* **Objective**: Gather up the lines that contain "current".

## begin Material supplied

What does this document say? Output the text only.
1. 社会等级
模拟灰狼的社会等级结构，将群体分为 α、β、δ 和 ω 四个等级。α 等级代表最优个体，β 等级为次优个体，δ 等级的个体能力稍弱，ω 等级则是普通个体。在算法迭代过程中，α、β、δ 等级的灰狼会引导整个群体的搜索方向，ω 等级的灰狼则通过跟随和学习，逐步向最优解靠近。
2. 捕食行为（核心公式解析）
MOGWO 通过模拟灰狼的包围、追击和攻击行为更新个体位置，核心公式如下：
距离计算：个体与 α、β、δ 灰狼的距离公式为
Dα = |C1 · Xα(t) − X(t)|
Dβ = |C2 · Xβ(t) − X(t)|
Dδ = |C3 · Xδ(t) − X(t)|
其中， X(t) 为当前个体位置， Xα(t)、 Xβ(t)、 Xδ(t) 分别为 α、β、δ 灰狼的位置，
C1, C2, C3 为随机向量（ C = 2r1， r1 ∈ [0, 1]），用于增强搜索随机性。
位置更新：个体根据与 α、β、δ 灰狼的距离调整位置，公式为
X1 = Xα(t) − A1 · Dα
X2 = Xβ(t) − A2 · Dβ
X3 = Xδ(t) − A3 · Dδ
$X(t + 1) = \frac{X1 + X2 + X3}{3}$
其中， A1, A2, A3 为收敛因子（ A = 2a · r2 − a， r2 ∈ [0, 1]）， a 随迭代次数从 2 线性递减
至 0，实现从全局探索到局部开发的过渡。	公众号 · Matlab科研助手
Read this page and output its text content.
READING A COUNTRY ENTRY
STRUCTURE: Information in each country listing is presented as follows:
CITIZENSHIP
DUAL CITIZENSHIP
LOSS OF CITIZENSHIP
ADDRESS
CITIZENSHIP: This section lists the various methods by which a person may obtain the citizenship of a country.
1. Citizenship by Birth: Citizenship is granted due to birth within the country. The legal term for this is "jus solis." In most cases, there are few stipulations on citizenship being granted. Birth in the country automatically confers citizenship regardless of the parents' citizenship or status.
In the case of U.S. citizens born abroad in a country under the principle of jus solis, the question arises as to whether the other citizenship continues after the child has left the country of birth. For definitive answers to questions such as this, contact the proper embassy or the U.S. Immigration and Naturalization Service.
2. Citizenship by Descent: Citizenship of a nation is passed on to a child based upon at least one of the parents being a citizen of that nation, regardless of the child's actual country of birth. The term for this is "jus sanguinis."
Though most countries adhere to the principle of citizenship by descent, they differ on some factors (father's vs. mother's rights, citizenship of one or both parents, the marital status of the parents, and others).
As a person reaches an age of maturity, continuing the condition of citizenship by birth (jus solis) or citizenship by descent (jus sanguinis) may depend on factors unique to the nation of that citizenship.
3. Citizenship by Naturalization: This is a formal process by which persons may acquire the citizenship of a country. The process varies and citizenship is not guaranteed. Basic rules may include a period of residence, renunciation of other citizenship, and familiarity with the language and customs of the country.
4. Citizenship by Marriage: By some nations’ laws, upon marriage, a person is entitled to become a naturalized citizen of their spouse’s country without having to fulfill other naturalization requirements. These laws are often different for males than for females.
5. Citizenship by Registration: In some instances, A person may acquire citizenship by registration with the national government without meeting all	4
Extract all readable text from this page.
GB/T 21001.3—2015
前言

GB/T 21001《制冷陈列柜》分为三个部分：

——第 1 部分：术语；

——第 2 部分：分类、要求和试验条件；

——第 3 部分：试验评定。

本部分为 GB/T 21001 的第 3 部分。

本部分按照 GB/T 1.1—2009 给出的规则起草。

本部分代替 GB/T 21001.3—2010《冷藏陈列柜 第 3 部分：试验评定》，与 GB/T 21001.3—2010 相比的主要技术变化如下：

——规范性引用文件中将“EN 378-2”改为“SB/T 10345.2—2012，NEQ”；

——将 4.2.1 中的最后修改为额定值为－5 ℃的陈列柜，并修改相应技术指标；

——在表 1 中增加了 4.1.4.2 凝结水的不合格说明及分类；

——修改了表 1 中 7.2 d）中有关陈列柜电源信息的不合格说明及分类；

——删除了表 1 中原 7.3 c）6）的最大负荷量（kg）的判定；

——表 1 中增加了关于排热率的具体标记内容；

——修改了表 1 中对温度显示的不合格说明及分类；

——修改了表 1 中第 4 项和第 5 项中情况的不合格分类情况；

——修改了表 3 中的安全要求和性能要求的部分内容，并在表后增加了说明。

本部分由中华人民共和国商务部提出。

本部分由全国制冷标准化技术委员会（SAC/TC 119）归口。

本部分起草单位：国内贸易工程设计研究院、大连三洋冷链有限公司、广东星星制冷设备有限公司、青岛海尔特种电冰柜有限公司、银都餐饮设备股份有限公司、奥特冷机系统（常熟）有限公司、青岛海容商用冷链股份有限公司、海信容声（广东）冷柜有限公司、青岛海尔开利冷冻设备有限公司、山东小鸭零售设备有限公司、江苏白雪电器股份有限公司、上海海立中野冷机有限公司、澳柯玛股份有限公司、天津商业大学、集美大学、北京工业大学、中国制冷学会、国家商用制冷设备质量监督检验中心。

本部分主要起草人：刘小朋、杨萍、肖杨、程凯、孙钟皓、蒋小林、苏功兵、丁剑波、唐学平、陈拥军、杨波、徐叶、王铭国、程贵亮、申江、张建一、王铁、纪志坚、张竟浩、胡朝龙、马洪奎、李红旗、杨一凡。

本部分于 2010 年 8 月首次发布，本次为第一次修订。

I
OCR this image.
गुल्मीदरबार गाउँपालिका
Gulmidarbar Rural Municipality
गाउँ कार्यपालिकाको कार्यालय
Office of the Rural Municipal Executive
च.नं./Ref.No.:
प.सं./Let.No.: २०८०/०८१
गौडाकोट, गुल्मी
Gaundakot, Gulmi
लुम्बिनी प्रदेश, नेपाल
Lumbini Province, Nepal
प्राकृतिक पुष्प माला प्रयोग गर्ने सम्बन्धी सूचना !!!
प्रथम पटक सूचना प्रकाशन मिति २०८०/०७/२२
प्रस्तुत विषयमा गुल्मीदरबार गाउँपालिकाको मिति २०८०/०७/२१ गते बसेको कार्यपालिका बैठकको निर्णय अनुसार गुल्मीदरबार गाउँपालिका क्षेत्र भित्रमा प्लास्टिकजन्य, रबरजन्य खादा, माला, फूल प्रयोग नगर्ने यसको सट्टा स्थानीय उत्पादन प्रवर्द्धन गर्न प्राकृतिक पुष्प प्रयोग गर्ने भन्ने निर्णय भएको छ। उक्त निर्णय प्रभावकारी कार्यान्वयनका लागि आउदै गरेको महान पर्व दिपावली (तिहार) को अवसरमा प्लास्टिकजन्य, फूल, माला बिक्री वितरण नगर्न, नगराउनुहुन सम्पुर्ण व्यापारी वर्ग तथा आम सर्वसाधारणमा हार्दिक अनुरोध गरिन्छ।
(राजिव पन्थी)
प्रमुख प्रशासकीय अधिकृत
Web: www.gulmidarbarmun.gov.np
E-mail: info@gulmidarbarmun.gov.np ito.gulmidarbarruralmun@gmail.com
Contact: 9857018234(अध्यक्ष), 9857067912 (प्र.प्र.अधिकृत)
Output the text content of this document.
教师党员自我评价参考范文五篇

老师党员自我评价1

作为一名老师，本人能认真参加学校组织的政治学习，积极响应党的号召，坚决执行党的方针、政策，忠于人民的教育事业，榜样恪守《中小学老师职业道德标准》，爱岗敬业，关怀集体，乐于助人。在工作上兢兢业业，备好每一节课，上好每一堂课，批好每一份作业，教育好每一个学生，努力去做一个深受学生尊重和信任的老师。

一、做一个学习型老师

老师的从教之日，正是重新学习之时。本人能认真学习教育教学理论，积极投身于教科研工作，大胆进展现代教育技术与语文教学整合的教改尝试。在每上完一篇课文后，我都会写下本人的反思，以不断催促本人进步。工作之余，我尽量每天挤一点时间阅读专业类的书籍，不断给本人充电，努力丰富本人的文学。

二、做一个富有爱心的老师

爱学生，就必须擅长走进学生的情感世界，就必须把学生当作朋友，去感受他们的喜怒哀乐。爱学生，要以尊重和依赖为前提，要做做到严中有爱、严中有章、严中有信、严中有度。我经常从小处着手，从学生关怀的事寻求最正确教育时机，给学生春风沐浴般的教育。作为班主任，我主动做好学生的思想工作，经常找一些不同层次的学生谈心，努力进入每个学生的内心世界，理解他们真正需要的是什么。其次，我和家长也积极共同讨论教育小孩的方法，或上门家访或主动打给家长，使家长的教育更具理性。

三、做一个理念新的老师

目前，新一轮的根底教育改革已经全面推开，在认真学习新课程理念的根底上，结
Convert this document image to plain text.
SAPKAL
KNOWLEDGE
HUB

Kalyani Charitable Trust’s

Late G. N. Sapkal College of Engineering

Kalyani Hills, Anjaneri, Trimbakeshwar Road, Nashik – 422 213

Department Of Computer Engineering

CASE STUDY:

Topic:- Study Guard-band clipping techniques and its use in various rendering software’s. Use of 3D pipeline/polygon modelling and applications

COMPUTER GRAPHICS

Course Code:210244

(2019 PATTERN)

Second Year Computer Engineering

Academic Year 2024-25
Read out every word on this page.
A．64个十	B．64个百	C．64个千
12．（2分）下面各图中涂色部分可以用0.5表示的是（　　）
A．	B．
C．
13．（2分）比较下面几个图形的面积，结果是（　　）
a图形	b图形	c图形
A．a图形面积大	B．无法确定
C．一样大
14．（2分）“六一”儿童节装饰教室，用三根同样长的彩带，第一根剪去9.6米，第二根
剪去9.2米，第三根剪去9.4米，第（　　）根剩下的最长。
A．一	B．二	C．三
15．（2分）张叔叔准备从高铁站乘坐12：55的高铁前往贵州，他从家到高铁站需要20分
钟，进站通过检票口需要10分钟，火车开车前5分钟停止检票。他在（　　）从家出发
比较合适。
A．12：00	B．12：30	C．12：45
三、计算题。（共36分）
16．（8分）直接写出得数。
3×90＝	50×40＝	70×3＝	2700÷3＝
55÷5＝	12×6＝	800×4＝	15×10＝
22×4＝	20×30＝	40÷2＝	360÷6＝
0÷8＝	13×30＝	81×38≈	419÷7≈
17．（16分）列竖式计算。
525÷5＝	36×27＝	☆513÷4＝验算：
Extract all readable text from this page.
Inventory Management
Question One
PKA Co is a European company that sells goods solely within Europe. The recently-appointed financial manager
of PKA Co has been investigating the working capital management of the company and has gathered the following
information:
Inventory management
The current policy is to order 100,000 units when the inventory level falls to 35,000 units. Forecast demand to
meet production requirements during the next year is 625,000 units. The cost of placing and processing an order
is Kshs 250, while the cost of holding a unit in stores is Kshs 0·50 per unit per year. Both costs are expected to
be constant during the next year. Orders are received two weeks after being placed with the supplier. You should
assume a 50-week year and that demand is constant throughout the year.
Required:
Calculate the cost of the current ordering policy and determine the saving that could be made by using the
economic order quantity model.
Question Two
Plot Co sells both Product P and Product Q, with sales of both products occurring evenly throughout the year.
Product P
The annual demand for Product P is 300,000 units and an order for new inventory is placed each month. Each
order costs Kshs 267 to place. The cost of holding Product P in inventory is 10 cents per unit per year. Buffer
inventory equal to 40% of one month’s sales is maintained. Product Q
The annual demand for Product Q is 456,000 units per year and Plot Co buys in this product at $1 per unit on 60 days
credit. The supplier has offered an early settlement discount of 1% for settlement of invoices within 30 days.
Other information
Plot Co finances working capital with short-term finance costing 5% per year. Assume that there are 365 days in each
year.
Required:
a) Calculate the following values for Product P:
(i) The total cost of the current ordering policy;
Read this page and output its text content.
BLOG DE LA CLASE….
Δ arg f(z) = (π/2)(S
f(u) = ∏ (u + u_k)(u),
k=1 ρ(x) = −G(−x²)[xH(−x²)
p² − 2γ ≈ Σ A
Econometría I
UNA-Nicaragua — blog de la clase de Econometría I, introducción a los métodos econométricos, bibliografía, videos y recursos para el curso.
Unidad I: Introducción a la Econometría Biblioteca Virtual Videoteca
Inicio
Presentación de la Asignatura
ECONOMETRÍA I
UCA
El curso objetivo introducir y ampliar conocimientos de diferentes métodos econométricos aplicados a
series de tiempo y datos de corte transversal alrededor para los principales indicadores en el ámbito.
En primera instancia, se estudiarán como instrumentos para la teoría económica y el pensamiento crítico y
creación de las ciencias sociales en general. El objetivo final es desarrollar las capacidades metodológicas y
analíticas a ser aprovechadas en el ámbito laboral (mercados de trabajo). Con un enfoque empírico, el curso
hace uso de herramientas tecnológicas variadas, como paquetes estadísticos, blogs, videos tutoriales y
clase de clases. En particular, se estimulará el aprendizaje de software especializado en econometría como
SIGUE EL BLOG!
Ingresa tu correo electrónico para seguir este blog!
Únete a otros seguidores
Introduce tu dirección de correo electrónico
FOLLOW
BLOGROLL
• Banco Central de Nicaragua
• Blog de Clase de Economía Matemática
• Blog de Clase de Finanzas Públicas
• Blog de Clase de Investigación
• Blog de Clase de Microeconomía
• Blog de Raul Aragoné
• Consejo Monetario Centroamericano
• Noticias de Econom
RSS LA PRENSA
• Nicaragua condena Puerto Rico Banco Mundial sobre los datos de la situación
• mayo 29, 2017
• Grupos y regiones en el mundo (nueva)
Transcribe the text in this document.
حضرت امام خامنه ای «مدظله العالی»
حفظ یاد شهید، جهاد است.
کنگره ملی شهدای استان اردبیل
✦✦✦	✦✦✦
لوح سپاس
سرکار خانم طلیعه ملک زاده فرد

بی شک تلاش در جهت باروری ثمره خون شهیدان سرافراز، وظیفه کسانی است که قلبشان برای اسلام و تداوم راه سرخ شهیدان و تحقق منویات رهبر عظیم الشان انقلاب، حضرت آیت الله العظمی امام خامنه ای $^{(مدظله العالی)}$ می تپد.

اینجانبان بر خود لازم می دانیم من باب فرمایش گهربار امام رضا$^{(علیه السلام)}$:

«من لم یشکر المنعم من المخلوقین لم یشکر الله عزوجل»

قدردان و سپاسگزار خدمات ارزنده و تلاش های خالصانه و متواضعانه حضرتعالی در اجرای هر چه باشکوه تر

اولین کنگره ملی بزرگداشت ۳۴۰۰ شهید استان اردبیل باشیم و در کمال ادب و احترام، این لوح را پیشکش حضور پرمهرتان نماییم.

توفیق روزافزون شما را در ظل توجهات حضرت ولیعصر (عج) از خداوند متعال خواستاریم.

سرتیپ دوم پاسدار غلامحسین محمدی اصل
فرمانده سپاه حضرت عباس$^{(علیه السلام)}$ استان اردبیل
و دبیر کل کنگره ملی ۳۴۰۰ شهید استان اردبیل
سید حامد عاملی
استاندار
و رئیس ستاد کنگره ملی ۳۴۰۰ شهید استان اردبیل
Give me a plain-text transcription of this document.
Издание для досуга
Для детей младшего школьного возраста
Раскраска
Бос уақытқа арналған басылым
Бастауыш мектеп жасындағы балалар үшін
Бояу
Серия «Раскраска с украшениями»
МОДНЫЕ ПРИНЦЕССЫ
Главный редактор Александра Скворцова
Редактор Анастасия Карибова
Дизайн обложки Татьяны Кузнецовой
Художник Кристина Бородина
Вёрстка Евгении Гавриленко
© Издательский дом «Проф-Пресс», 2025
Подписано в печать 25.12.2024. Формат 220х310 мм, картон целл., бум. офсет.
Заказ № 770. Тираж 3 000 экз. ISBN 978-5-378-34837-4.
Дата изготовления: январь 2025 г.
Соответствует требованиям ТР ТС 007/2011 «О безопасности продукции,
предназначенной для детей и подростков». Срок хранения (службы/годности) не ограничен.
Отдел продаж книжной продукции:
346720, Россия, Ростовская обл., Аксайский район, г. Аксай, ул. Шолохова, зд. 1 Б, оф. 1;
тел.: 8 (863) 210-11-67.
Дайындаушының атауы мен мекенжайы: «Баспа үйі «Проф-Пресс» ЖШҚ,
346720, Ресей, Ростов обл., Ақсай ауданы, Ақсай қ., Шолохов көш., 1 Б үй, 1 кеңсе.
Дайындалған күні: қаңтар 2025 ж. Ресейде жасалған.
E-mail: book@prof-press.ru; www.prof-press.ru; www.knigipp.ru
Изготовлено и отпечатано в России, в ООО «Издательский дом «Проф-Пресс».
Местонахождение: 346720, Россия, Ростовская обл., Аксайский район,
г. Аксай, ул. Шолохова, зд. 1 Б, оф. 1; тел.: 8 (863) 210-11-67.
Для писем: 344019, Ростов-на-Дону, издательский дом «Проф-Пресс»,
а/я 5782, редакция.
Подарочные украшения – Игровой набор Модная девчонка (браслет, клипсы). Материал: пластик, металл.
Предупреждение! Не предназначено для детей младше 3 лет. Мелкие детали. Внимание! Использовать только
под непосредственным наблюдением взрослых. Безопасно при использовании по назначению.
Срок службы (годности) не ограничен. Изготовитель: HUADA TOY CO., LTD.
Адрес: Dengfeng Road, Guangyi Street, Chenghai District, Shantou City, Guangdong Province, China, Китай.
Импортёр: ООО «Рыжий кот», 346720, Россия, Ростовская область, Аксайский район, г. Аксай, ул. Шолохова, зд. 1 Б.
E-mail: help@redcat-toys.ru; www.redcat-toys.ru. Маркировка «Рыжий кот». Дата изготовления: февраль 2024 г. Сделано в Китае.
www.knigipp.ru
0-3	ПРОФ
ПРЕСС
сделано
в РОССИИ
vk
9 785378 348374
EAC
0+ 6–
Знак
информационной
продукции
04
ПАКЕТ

## end Material supplied

* **Written answer**:
The current policy is to order 100,000 units when the inventory level falls to 35,000 units. Forecast demand to
Calculate the cost of the current ordering policy and determine the saving that could be made by using the
(i) The total cost of the current ordering policy;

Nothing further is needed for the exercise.